■ Written instruction ■
Find how many lines of the listing below include the word "subject", then report the number by itself.

— begin Material for the task —

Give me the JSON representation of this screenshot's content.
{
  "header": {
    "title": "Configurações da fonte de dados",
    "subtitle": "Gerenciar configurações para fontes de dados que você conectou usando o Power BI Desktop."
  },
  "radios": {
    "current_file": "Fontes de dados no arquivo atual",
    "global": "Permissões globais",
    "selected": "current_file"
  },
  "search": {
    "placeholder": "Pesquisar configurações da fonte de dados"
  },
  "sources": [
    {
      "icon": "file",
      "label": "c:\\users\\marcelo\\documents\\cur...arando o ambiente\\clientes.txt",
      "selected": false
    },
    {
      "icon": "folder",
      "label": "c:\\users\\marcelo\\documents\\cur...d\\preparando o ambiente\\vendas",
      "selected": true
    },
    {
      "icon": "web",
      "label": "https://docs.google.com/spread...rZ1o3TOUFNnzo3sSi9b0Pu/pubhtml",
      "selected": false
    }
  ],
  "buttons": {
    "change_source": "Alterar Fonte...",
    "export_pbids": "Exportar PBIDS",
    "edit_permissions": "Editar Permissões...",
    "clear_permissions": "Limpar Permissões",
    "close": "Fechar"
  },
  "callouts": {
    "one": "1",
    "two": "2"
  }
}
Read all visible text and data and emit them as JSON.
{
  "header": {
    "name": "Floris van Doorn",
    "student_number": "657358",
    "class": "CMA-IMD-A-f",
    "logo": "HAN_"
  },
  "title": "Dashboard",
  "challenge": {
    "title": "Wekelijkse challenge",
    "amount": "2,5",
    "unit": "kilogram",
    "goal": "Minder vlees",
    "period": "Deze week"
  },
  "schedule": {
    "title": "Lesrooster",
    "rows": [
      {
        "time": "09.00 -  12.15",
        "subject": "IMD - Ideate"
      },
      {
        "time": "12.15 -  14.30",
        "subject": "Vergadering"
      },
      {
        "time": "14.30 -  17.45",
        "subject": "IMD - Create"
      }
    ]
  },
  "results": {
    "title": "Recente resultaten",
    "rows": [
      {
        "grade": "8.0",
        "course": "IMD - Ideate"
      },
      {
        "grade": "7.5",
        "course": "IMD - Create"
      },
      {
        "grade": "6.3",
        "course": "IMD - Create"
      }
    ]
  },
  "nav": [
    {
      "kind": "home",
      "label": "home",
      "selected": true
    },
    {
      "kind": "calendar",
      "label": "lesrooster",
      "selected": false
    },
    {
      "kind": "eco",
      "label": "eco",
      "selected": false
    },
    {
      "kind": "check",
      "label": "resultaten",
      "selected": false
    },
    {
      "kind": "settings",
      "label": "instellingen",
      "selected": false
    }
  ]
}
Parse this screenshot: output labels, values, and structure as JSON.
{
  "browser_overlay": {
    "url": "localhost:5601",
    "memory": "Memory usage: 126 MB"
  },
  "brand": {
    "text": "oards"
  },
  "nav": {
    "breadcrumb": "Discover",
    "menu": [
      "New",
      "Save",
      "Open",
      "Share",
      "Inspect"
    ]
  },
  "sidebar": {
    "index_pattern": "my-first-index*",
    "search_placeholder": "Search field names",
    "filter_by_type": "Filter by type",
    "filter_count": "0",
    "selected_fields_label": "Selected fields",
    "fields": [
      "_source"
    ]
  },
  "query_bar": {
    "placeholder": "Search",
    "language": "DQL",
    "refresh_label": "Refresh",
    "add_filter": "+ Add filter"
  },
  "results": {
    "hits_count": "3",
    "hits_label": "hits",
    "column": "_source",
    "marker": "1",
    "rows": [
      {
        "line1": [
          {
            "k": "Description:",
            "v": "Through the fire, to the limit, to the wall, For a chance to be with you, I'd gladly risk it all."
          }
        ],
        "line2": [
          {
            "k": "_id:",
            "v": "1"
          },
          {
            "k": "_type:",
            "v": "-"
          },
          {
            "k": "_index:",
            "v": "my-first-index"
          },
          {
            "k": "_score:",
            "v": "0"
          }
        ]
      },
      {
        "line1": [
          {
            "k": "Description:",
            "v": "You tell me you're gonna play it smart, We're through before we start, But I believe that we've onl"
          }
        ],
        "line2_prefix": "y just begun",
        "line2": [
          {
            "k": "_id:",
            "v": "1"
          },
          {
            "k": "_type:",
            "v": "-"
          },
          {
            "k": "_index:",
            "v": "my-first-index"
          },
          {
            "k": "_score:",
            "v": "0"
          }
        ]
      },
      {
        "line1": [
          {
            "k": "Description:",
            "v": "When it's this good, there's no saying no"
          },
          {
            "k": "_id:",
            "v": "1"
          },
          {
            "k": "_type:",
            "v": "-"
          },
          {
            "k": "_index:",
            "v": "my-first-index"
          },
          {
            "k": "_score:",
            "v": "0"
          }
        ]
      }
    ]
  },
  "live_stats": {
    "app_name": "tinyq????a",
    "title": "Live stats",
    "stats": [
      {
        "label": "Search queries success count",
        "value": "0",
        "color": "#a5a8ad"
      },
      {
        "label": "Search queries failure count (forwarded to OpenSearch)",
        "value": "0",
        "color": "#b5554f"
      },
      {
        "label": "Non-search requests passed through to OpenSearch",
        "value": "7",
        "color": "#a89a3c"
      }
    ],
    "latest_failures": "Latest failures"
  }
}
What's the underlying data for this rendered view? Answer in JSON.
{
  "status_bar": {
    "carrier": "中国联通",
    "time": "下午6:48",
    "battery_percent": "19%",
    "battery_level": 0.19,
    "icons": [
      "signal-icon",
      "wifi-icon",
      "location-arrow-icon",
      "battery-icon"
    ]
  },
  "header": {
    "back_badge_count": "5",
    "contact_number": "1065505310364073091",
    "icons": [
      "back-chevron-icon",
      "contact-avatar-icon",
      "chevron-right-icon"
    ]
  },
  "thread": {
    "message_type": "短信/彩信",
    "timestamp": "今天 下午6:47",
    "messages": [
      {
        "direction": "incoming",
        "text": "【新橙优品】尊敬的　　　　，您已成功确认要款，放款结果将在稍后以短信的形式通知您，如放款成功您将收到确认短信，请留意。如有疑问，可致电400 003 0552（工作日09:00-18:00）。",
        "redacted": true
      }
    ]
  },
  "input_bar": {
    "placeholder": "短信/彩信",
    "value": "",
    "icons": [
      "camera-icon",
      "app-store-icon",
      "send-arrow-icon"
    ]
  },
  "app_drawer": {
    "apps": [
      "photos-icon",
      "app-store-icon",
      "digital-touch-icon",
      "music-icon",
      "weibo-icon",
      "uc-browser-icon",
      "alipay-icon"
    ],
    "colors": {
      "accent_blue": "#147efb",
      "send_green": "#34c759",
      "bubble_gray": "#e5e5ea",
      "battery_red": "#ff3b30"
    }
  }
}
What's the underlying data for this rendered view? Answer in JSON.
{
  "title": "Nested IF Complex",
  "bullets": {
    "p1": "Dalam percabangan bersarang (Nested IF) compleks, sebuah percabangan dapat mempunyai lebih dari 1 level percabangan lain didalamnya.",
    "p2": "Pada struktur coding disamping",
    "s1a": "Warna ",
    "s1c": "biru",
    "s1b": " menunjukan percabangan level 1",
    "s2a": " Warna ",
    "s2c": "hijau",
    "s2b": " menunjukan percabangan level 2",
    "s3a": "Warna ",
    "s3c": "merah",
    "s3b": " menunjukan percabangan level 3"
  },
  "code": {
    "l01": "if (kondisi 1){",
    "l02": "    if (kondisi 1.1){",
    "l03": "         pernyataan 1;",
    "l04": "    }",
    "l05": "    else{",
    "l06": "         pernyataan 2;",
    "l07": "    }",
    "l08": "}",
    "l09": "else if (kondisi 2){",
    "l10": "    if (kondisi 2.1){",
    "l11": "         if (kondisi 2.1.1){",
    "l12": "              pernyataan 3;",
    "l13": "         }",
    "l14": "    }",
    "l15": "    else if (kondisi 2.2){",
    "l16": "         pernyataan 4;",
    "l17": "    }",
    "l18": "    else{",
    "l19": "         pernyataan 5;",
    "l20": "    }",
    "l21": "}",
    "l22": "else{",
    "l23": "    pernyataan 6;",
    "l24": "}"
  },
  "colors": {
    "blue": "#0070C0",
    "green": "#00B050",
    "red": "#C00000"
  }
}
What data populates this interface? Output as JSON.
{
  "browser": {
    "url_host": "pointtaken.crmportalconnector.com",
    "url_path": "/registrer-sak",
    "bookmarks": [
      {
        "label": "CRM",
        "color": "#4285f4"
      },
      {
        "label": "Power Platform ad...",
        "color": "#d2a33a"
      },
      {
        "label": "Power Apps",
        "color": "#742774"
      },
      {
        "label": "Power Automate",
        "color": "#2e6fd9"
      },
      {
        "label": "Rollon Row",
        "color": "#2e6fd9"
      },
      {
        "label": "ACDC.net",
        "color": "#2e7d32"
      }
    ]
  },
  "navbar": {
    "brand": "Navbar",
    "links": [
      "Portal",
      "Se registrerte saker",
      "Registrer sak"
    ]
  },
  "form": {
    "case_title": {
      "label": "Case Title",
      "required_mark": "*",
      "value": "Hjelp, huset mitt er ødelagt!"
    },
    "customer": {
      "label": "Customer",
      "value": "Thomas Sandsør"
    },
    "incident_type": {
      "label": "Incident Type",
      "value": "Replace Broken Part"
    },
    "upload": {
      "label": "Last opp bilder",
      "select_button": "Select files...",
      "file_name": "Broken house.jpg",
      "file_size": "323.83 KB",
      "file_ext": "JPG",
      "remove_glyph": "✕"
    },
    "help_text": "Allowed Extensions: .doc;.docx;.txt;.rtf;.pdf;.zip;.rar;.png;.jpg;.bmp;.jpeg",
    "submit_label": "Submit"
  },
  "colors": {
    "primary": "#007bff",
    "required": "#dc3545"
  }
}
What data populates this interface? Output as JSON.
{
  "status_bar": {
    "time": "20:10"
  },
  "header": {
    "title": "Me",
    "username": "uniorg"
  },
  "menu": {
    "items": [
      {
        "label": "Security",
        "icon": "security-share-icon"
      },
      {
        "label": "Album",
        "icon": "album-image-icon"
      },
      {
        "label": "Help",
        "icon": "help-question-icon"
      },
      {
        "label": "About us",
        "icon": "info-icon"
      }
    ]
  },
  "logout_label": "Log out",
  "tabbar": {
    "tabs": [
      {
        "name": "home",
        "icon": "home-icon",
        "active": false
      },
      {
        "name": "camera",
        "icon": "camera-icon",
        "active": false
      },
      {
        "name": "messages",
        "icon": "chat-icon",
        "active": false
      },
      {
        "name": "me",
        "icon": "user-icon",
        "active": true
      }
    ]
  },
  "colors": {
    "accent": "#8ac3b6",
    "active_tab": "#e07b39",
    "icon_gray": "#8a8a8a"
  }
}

— end Material for the task —

■ Correct response ■
3